15 Temmuz 2019 Pazartesi

ANNE, BABA ve OĞUL

Takvimler 31 Mayıs 1971'i gösteriyordu.
Köy meydanına fırlatılıp atıldığında üzerinde bir iç çamaşırı, onlarca mermi deliği vardı.
Babası Adnan Bey, oğlunun cansız bedenine bakarak köylüye haykırıyordu:
"Ben varlıklı bir aileden geliyorum. Öğretmenim. Ekonomik durumum oldukça iyi. Oğlumu en iyi şekilde yetiştirdim. En iyi okullarda okuttum. Ülkenin en güzide üniversitesi ODTÜ'de okuyordu. Hiçbir şeye ihtiyacı yoktu. Ölmese yüksek mühendis çıkacak ve o da varlıklı bir hayat yaşayacaktı. Fakat o sizin iyiliğiniz için öldü. Bunu bilesiniz diye söylüyorum."

▸ Sağlanan Malzeme
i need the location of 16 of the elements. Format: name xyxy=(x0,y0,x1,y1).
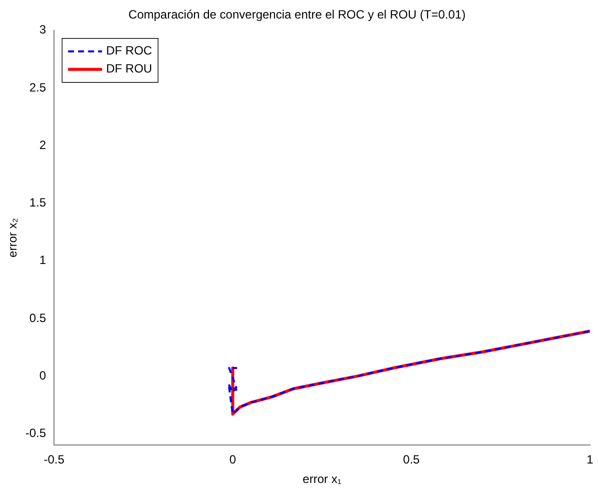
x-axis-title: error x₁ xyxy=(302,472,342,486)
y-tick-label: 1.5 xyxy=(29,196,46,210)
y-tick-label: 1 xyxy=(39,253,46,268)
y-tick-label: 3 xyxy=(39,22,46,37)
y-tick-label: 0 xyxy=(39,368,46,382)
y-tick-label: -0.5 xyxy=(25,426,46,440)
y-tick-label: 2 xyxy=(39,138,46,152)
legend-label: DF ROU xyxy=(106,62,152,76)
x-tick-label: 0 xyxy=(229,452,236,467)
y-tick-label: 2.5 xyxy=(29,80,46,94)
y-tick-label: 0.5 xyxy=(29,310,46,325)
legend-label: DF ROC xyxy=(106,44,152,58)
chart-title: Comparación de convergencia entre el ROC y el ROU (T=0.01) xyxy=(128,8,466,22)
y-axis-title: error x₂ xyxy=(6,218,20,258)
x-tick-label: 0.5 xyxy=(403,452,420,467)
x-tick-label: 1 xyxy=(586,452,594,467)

---

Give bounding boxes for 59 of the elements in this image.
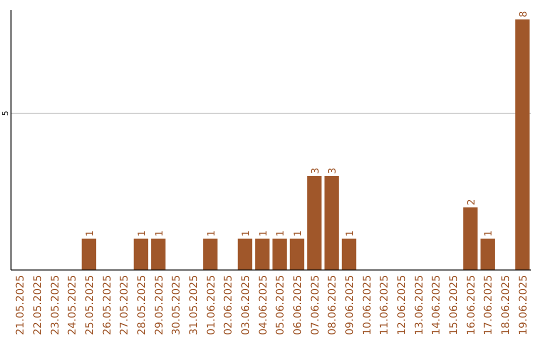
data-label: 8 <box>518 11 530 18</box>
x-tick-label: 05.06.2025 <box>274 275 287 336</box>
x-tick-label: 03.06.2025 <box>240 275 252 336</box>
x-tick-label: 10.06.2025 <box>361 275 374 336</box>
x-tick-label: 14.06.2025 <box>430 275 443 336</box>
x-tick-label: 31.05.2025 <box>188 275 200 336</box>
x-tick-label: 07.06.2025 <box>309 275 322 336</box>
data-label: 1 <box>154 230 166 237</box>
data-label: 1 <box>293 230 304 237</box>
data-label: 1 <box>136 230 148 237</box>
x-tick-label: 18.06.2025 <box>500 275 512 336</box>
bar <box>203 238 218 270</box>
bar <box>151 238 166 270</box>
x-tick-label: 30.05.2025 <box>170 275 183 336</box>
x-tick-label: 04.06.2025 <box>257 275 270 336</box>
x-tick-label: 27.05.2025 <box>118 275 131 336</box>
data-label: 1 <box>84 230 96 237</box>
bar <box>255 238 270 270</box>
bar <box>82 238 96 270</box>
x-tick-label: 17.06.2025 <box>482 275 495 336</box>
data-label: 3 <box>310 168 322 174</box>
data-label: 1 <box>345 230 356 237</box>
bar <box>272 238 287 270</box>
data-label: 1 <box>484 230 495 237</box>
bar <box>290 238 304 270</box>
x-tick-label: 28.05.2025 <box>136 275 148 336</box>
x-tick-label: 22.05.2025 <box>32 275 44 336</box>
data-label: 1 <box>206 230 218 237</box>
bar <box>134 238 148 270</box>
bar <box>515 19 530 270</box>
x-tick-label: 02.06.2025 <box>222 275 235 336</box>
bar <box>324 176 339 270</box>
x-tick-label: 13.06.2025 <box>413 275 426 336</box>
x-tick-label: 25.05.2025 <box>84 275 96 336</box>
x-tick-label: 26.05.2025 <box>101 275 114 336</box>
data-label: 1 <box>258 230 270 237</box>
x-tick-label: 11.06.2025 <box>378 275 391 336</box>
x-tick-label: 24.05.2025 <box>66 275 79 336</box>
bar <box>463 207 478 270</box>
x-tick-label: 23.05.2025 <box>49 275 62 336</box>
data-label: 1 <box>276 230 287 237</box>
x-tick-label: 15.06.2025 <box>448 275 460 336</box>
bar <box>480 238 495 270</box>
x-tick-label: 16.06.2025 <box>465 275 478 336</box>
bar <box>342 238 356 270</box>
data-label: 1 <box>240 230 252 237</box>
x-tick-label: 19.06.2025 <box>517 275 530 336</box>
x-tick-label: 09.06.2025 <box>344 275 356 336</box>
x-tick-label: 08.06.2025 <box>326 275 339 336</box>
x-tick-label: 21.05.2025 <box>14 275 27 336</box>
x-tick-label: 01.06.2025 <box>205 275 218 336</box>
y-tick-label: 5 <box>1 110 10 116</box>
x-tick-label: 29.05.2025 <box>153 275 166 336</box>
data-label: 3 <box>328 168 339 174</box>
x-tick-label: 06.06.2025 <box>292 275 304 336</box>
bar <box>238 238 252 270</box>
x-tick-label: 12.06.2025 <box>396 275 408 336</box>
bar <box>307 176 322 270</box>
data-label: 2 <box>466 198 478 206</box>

▸ Yapılacaklar
[a] Belge bölümünde Adnan Bey'in mesleği nedir?
[b] Belge bölümünde "15 Temmuz 2019" ifadesinden başlayıp "mermi deliği vardı." ifadesine kadar uzanan her şeyi hiç değiştirmeden yeniden yazın.

▸ Görev Çıktıları
[a] Adnan Bey öğretmendir.

[b]
15 Temmuz 2019 Pazartesi

ANNE, BABA ve OĞUL

Takvimler 31 Mayıs 1971'i gösteriyordu.
Köy meydanına fırlatılıp atıldığında üzerinde bir iç çamaşırı, onlarca mermi deliği vardı.